**To do**: Extract each line of the records below, repeating every one exactly as it appears.
---------- Given data ----------
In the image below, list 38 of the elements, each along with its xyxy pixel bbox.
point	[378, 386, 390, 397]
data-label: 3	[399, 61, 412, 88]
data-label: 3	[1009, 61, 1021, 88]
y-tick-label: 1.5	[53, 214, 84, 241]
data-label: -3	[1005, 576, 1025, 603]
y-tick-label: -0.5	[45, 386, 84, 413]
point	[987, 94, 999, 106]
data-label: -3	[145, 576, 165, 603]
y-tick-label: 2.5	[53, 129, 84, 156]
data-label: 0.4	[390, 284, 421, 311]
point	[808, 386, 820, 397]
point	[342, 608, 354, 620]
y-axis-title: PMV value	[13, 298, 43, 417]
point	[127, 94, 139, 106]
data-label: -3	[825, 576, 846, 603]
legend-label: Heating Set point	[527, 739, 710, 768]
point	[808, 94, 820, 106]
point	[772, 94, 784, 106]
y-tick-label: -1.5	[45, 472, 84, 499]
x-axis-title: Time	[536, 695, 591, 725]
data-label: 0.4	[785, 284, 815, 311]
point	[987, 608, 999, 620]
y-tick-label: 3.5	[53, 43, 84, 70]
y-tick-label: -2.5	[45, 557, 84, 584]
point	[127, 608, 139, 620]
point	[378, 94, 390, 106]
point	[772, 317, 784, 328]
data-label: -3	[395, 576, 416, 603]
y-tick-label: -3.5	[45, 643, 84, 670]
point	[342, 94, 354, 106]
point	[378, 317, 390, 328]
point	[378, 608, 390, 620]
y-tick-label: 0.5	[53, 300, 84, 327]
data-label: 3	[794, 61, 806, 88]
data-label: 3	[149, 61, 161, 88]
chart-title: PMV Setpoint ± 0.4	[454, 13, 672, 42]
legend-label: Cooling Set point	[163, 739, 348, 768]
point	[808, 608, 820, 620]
----------
**Full answer**:
In the image below, list 38 of the elements, each along with its xyxy pixel bbox.
point	[378, 386, 390, 397]
data-label: 3	[399, 61, 412, 88]
data-label: 3	[1009, 61, 1021, 88]
y-tick-label: 1.5	[53, 214, 84, 241]
data-label: -3	[1005, 576, 1025, 603]
y-tick-label: -0.5	[45, 386, 84, 413]
point	[987, 94, 999, 106]
data-label: -3	[145, 576, 165, 603]
y-tick-label: 2.5	[53, 129, 84, 156]
data-label: 0.4	[390, 284, 421, 311]
point	[808, 386, 820, 397]
point	[342, 608, 354, 620]
y-axis-title: PMV value	[13, 298, 43, 417]
point	[127, 94, 139, 106]
data-label: -3	[825, 576, 846, 603]
legend-label: Heating Set point	[527, 739, 710, 768]
point	[808, 94, 820, 106]
point	[772, 94, 784, 106]
y-tick-label: -1.5	[45, 472, 84, 499]
x-axis-title: Time	[536, 695, 591, 725]
data-label: 0.4	[785, 284, 815, 311]
point	[987, 608, 999, 620]
y-tick-label: 3.5	[53, 43, 84, 70]
y-tick-label: -2.5	[45, 557, 84, 584]
point	[127, 608, 139, 620]
point	[378, 94, 390, 106]
point	[772, 317, 784, 328]
data-label: -3	[395, 576, 416, 603]
y-tick-label: -3.5	[45, 643, 84, 670]
point	[342, 94, 354, 106]
point	[378, 317, 390, 328]
point	[378, 608, 390, 620]
y-tick-label: 0.5	[53, 300, 84, 327]
data-label: 3	[794, 61, 806, 88]
data-label: 3	[149, 61, 161, 88]
chart-title: PMV Setpoint ± 0.4	[454, 13, 672, 42]
legend-label: Cooling Set point	[163, 739, 348, 768]
point	[808, 608, 820, 620]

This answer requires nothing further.